╭─ Record list

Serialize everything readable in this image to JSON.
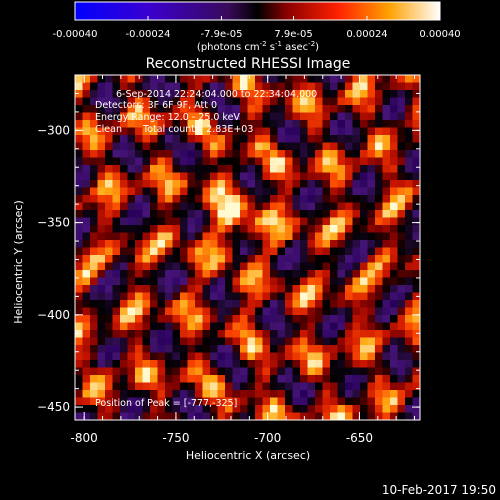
{
  "window": {
    "timestamp": "10-Feb-2017 19:50"
  },
  "colorbar": {
    "tick_labels": [
      "-0.00040",
      "-0.00024",
      "-7.9e-05",
      "7.9e-05",
      "0.00024",
      "0.00040"
    ],
    "tick_values": [
      -0.0004,
      -0.00024,
      -7.9e-05,
      7.9e-05,
      0.00024,
      0.0004
    ],
    "units_base": "(photons cm",
    "units_exp1": "-2",
    "units_mid": " s",
    "units_exp2": "-1",
    "units_mid2": " asec",
    "units_exp3": "-2",
    "units_end": ")",
    "range": [
      -0.0004,
      0.0004
    ]
  },
  "image": {
    "title": "Reconstructed RHESSI Image",
    "annotations": {
      "time_range": "6-Sep-2014 22:24:04.000 to 22:34:04.000",
      "detectors": "Detectors: 3F 6F 9F, Att 0",
      "energy_range": "Energy Range: 12.0 - 25.0 keV",
      "algorithm": "Clean",
      "total_counts": "Total counts: 2.83E+03",
      "peak_position": "Position of Peak = [-777,-325]"
    }
  },
  "chart_data": {
    "type": "heatmap",
    "title": "Reconstructed RHESSI Image",
    "xlabel": "Heliocentric X (arcsec)",
    "ylabel": "Heliocentric Y (arcsec)",
    "xlim": [
      -805,
      -617
    ],
    "ylim": [
      -457,
      -270
    ],
    "x_ticks": [
      -800,
      -750,
      -700,
      -650
    ],
    "y_ticks": [
      -450,
      -400,
      -350,
      -300
    ],
    "x_tick_labels": [
      "-800",
      "-750",
      "-700",
      "-650"
    ],
    "y_tick_labels": [
      "−450",
      "−400",
      "−350",
      "−300"
    ],
    "colormap": "hot-cold (blue-purple-black-red-orange-yellow-white)",
    "peak": [
      -777,
      -325
    ],
    "grid": false
  }
}
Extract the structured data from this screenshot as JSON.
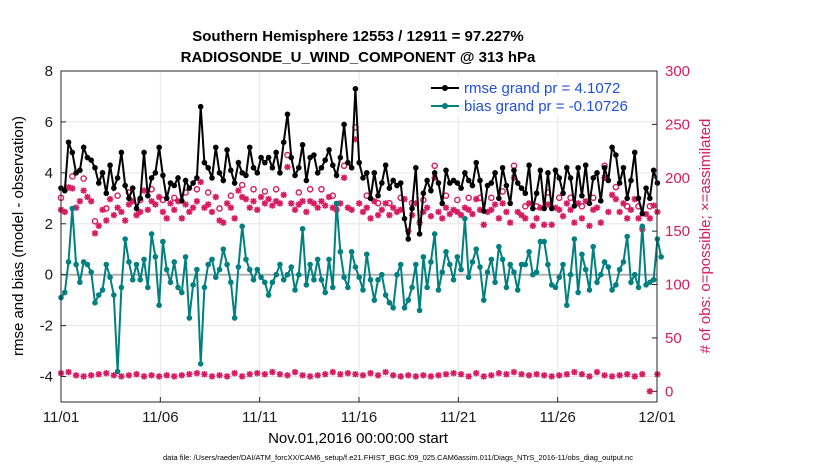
{
  "chart_data": {
    "type": "line",
    "title": "Southern Hemisphere 12553 / 12911 = 97.227%",
    "subtitle": "RADIOSONDE_U_WIND_COMPONENT @ 313 hPa",
    "xlabel": "Nov.01,2016 00:00:00 start",
    "ylabel": "rmse and bias (model - observation)",
    "ylabel_right": "# of obs: o=possible; ×=assimilated",
    "footnote": "data file: /Users/raeder/DAI/ATM_forcXX/CAM6_setup/f.e21.FHIST_BGC.f09_025.CAM6assim.011/Diags_NTrS_2016-11/obs_diag_output.nc",
    "ylim": [
      -5,
      8
    ],
    "ylim_right": [
      -10,
      300
    ],
    "xlim": [
      0,
      30
    ],
    "x_ticks": [
      0,
      5,
      10,
      15,
      20,
      25,
      30
    ],
    "x_tick_labels": [
      "11/01",
      "11/06",
      "11/11",
      "11/16",
      "11/21",
      "11/26",
      "12/01"
    ],
    "y_ticks": [
      -4,
      -2,
      0,
      2,
      4,
      6,
      8
    ],
    "y_tick_labels": [
      "-4",
      "-2",
      "0",
      "2",
      "4",
      "6",
      "8"
    ],
    "y_right_ticks": [
      0,
      50,
      100,
      150,
      200,
      250,
      300
    ],
    "y_right_tick_labels": [
      "0",
      "50",
      "100",
      "150",
      "200",
      "250",
      "300"
    ],
    "legend_location": "top-right",
    "colors": {
      "rmse": "#000000",
      "bias": "#008080",
      "obs": "#d81b60",
      "zero_line": "#b0b0b0"
    },
    "series": [
      {
        "name": "rmse grand pr = 4.1072",
        "axis": "left",
        "values": [
          3.4,
          3.3,
          5.2,
          4.8,
          4.0,
          4.1,
          5.0,
          4.6,
          4.5,
          4.2,
          3.6,
          4.0,
          3.2,
          4.3,
          3.4,
          3.8,
          4.8,
          3.5,
          3.0,
          3.4,
          2.6,
          3.0,
          4.8,
          3.1,
          3.8,
          4.0,
          5.0,
          3.9,
          3.0,
          3.6,
          3.5,
          3.8,
          2.9,
          3.7,
          3.4,
          3.6,
          3.8,
          6.6,
          4.4,
          4.2,
          3.8,
          5.0,
          4.0,
          3.7,
          4.9,
          4.1,
          3.6,
          4.4,
          4.0,
          3.9,
          5.0,
          4.2,
          4.0,
          4.6,
          4.4,
          4.6,
          4.2,
          4.8,
          4.0,
          5.2,
          6.3,
          4.6,
          3.9,
          4.2,
          5.1,
          3.7,
          4.6,
          4.7,
          4.0,
          4.2,
          4.5,
          4.9,
          4.3,
          3.9,
          4.6,
          5.9,
          4.4,
          4.2,
          7.3,
          4.4,
          3.8,
          4.0,
          3.0,
          4.0,
          3.1,
          3.6,
          4.3,
          3.4,
          3.7,
          3.5,
          3.6,
          2.2,
          1.4,
          2.6,
          4.2,
          1.6,
          3.2,
          3.7,
          3.3,
          4.0,
          3.6,
          2.8,
          4.1,
          3.6,
          3.7,
          3.6,
          3.4,
          4.0,
          3.7,
          3.5,
          4.4,
          3.7,
          2.5,
          3.5,
          3.6,
          4.0,
          3.0,
          4.2,
          3.5,
          2.8,
          4.1,
          3.6,
          3.4,
          3.2,
          4.3,
          2.6,
          3.2,
          4.1,
          2.6,
          4.0,
          2.6,
          4.1,
          3.8,
          3.2,
          4.2,
          3.8,
          2.7,
          4.2,
          3.1,
          4.3,
          2.8,
          3.8,
          4.0,
          2.9,
          4.2,
          3.7,
          5.0,
          4.7,
          3.6,
          4.2,
          3.0,
          3.7,
          4.8,
          3.0,
          2.4,
          3.4,
          3.0,
          4.1,
          3.6
        ],
        "x_start": 0.0,
        "x_step": 0.19
      },
      {
        "name": "bias grand pr = -0.10726",
        "axis": "left",
        "values": [
          -0.9,
          -0.7,
          0.5,
          2.6,
          0.4,
          -0.3,
          0.5,
          0.4,
          0.1,
          -1.1,
          -0.8,
          -0.6,
          0.4,
          -0.1,
          -0.8,
          -3.8,
          -0.5,
          1.4,
          0.5,
          -0.2,
          0.4,
          -0.2,
          0.6,
          -0.5,
          1.6,
          0.7,
          -1.2,
          1.3,
          0.2,
          -0.3,
          0.5,
          -0.5,
          -0.7,
          0.7,
          -1.7,
          -0.4,
          0.2,
          -3.5,
          -0.5,
          0.4,
          0.6,
          -0.1,
          0.2,
          1.0,
          0.4,
          -0.3,
          -1.7,
          0.3,
          1.9,
          0.6,
          0.2,
          -0.2,
          0.2,
          -0.1,
          -0.3,
          -0.8,
          -0.3,
          0.0,
          0.4,
          -0.2,
          0.0,
          0.3,
          -0.6,
          0.0,
          1.8,
          -0.4,
          0.4,
          -0.2,
          0.6,
          -0.2,
          -0.7,
          0.6,
          -0.5,
          2.8,
          0.9,
          -0.1,
          -0.5,
          0.9,
          0.3,
          -0.1,
          -0.6,
          0.8,
          -0.2,
          -1.0,
          -0.2,
          0.0,
          -0.8,
          -1.1,
          -1.3,
          0.0,
          0.4,
          -1.3,
          -1.0,
          -0.5,
          0.4,
          -1.4,
          0.7,
          -0.5,
          0.5,
          1.6,
          -0.6,
          0.1,
          0.9,
          0.4,
          -0.2,
          0.7,
          0.2,
          2.2,
          -0.1,
          0.5,
          1.0,
          0.3,
          -1.0,
          0.1,
          0.6,
          -0.3,
          1.1,
          0.6,
          -0.5,
          0.4,
          0.1,
          -0.6,
          0.4,
          0.4,
          0.9,
          0.0,
          0.1,
          1.3,
          1.3,
          0.4,
          -0.4,
          -0.5,
          -0.1,
          0.4,
          -1.2,
          0.0,
          1.4,
          -0.7,
          0.8,
          0.2,
          -0.6,
          1.1,
          -0.3,
          0.0,
          0.5,
          0.3,
          -0.6,
          -0.4,
          0.2,
          0.5,
          1.5,
          -0.3,
          0.0,
          -0.5,
          1.9,
          -0.4,
          -0.3,
          -0.2,
          1.4,
          0.7
        ],
        "x_start": 0.0,
        "x_step": 0.19
      },
      {
        "name": "obs possible (o)",
        "axis": "right",
        "high": [
          170,
          168,
          191,
          190,
          172,
          178,
          188,
          182,
          178,
          148,
          155,
          170,
          160,
          180,
          165,
          172,
          168,
          160,
          175,
          178,
          165,
          168,
          188,
          170,
          178,
          175,
          182,
          168,
          162,
          176,
          170,
          178,
          162,
          175,
          168,
          172,
          178,
          196,
          172,
          175,
          168,
          182,
          160,
          158,
          176,
          172,
          162,
          188,
          182,
          180,
          172,
          178,
          170,
          182,
          176,
          180,
          174,
          178,
          176,
          184,
          210,
          176,
          170,
          175,
          178,
          168,
          178,
          176,
          172,
          178,
          174,
          182,
          172,
          170,
          176,
          200,
          172,
          170,
          236,
          176,
          168,
          172,
          162,
          178,
          165,
          170,
          176,
          165,
          172,
          168,
          170,
          180,
          150,
          165,
          176,
          158,
          168,
          172,
          164,
          200,
          168,
          162,
          172,
          166,
          170,
          168,
          165,
          172,
          170,
          166,
          180,
          170,
          156,
          168,
          170,
          175,
          162,
          176,
          168,
          158,
          200,
          168,
          165,
          162,
          176,
          155,
          162,
          172,
          156,
          175,
          156,
          172,
          170,
          164,
          176,
          170,
          158,
          176,
          162,
          178,
          155,
          170,
          172,
          158,
          200,
          168,
          184,
          180,
          168,
          176,
          162,
          170,
          180,
          162,
          152,
          166,
          162,
          174,
          168
        ],
        "low": [
          17,
          14,
          18,
          16,
          15,
          17,
          14,
          16,
          15,
          14,
          16,
          15,
          17,
          14,
          15,
          16,
          14,
          17,
          15,
          14,
          16,
          15,
          14,
          17,
          15,
          18,
          14,
          16,
          15,
          17,
          14,
          16,
          15,
          17,
          16,
          14,
          17,
          15,
          16,
          18,
          14,
          16,
          15,
          17,
          14,
          16,
          17,
          15,
          14,
          18,
          16,
          15,
          17,
          14,
          16,
          15,
          18,
          14,
          16,
          17,
          15,
          14,
          18,
          16,
          15,
          17,
          14,
          16,
          15,
          17,
          16,
          15,
          18,
          14,
          16,
          15,
          17,
          14,
          16,
          18,
          15,
          14,
          17,
          16,
          15,
          14,
          18,
          16,
          15,
          17,
          14,
          16,
          15,
          18,
          14,
          16,
          15,
          17,
          14,
          16,
          15,
          18,
          16,
          14,
          17,
          15,
          16,
          18,
          14,
          15,
          17,
          16,
          14,
          18,
          15,
          16,
          17,
          14,
          16,
          15,
          18,
          14,
          16,
          17,
          15,
          14,
          16,
          18,
          15,
          17,
          14,
          16,
          15,
          17,
          16,
          14,
          18,
          15,
          16,
          17,
          14,
          15,
          18,
          16,
          15,
          17,
          14,
          16,
          15,
          18,
          16,
          15,
          14,
          17,
          16,
          15,
          0,
          14,
          16
        ],
        "x_start": 0.0,
        "x_step": 0.19
      }
    ]
  }
}
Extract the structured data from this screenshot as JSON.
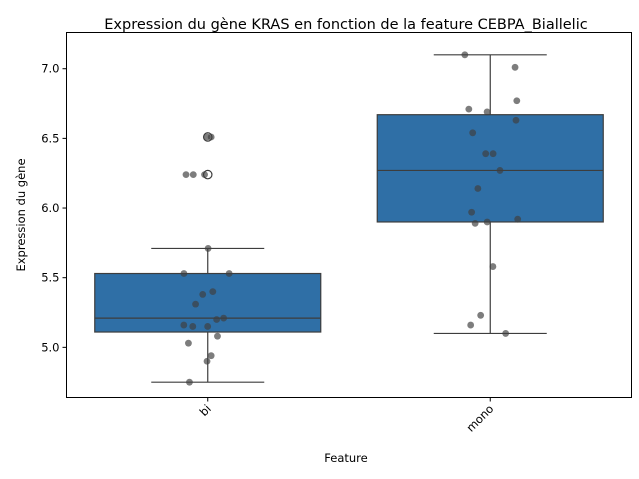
{
  "chart_data": {
    "type": "box",
    "title": "Expression du gène KRAS en fonction de la feature CEBPA_Biallelic",
    "xlabel": "Feature",
    "ylabel": "Expression du gène",
    "categories": [
      "bi",
      "mono"
    ],
    "ylim": [
      4.64,
      7.26
    ],
    "yticks": [
      5.0,
      5.5,
      6.0,
      6.5,
      7.0
    ],
    "ytick_labels": [
      "5.0",
      "5.5",
      "6.0",
      "6.5",
      "7.0"
    ],
    "box_color": "#2f6fa6",
    "point_color": "#404040",
    "grid": false,
    "boxes": [
      {
        "category": "bi",
        "whisker_low": 4.75,
        "q1": 5.11,
        "median": 5.21,
        "q3": 5.53,
        "whisker_high": 5.71,
        "outliers": [
          6.24,
          6.51
        ]
      },
      {
        "category": "mono",
        "whisker_low": 5.1,
        "q1": 5.9,
        "median": 6.27,
        "q3": 6.67,
        "whisker_high": 7.1,
        "outliers": []
      }
    ],
    "points": [
      {
        "category": "bi",
        "values": [
          6.51,
          6.51,
          6.24,
          6.24,
          6.24,
          5.71,
          5.53,
          5.53,
          5.4,
          5.38,
          5.31,
          5.21,
          5.2,
          5.16,
          5.15,
          5.15,
          5.08,
          5.03,
          4.94,
          4.9,
          4.75
        ]
      },
      {
        "category": "mono",
        "values": [
          7.1,
          7.01,
          6.77,
          6.71,
          6.69,
          6.63,
          6.54,
          6.39,
          6.39,
          6.27,
          6.14,
          5.97,
          5.92,
          5.9,
          5.89,
          5.58,
          5.23,
          5.16,
          5.1
        ]
      }
    ]
  }
}
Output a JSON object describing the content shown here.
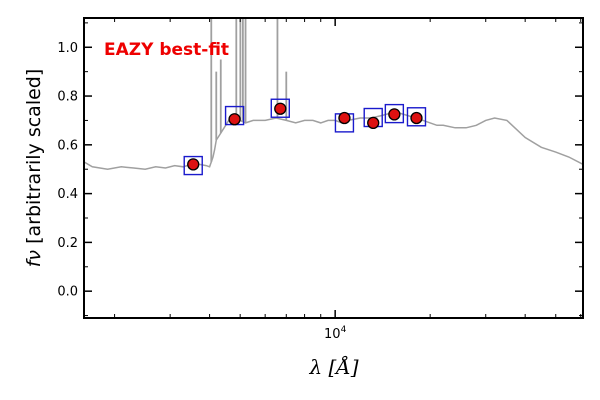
{
  "chart_data": {
    "type": "scatter",
    "annotation": "EAZY best-fit",
    "colors": {
      "model": "#a0a0a0",
      "observed_fill": "#dd1111",
      "observed_edge": "#000000",
      "model_box": "#1a1acc",
      "annotation": "#ee0000"
    },
    "xlabel_symbol": "λ",
    "xlabel_unit": "[Å]",
    "ylabel_symbol": "fν",
    "ylabel_text": "[arbitrarily scaled]",
    "xscale": "log",
    "xlim": [
      1600,
      61000
    ],
    "ylim": [
      -0.11,
      1.12
    ],
    "x_tick_label": "10^4",
    "y_ticks": [
      "0.0",
      "0.2",
      "0.4",
      "0.6",
      "0.8",
      "1.0"
    ],
    "observed": {
      "x": [
        3550,
        4800,
        6700,
        10700,
        13200,
        15400,
        18100
      ],
      "y": [
        0.52,
        0.705,
        0.748,
        0.71,
        0.69,
        0.725,
        0.71
      ]
    },
    "model_photometry": {
      "x": [
        3550,
        4800,
        6700,
        10700,
        13200,
        15400,
        18100
      ],
      "y": [
        0.515,
        0.72,
        0.75,
        0.69,
        0.712,
        0.728,
        0.715
      ]
    },
    "model_sed": {
      "x": [
        1600,
        1700,
        1900,
        2100,
        2300,
        2500,
        2700,
        2900,
        3100,
        3300,
        3500,
        3700,
        3900,
        4000,
        4100,
        4150,
        4200,
        4300,
        4400,
        4500,
        4600,
        4700,
        4800,
        5000,
        5200,
        5500,
        6000,
        6500,
        7000,
        7500,
        8000,
        8500,
        9000,
        9500,
        10000,
        10500,
        11000,
        12000,
        13000,
        14000,
        15000,
        16000,
        17000,
        18000,
        19000,
        20000,
        21000,
        22000,
        24000,
        26000,
        28000,
        30000,
        32000,
        35000,
        40000,
        45000,
        50000,
        55000,
        61000
      ],
      "y": [
        0.53,
        0.51,
        0.5,
        0.51,
        0.505,
        0.5,
        0.51,
        0.505,
        0.515,
        0.51,
        0.52,
        0.52,
        0.515,
        0.51,
        0.55,
        0.58,
        0.62,
        0.64,
        0.66,
        0.68,
        0.7,
        0.69,
        0.71,
        0.7,
        0.69,
        0.7,
        0.7,
        0.71,
        0.7,
        0.69,
        0.7,
        0.7,
        0.69,
        0.7,
        0.7,
        0.69,
        0.7,
        0.71,
        0.71,
        0.72,
        0.73,
        0.73,
        0.72,
        0.71,
        0.7,
        0.69,
        0.68,
        0.68,
        0.67,
        0.67,
        0.68,
        0.7,
        0.71,
        0.7,
        0.63,
        0.59,
        0.57,
        0.55,
        0.52
      ]
    },
    "model_lines": [
      {
        "x": 4050,
        "y": 1.12
      },
      {
        "x": 4340,
        "y": 0.95
      },
      {
        "x": 4200,
        "y": 0.9
      },
      {
        "x": 4861,
        "y": 1.12
      },
      {
        "x": 5007,
        "y": 1.12
      },
      {
        "x": 5100,
        "y": 1.12
      },
      {
        "x": 5200,
        "y": 1.12
      },
      {
        "x": 6563,
        "y": 1.12
      },
      {
        "x": 7000,
        "y": 0.9
      }
    ]
  }
}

╰─

:: What you have to do ::
Look through the records and gather each line with the word "name".

:: Solution for this exercise ::
        "name": "rmse grand pr = 4.1072",
        "name": "bias grand pr = -0.10726",
        "name": "obs possible (o)",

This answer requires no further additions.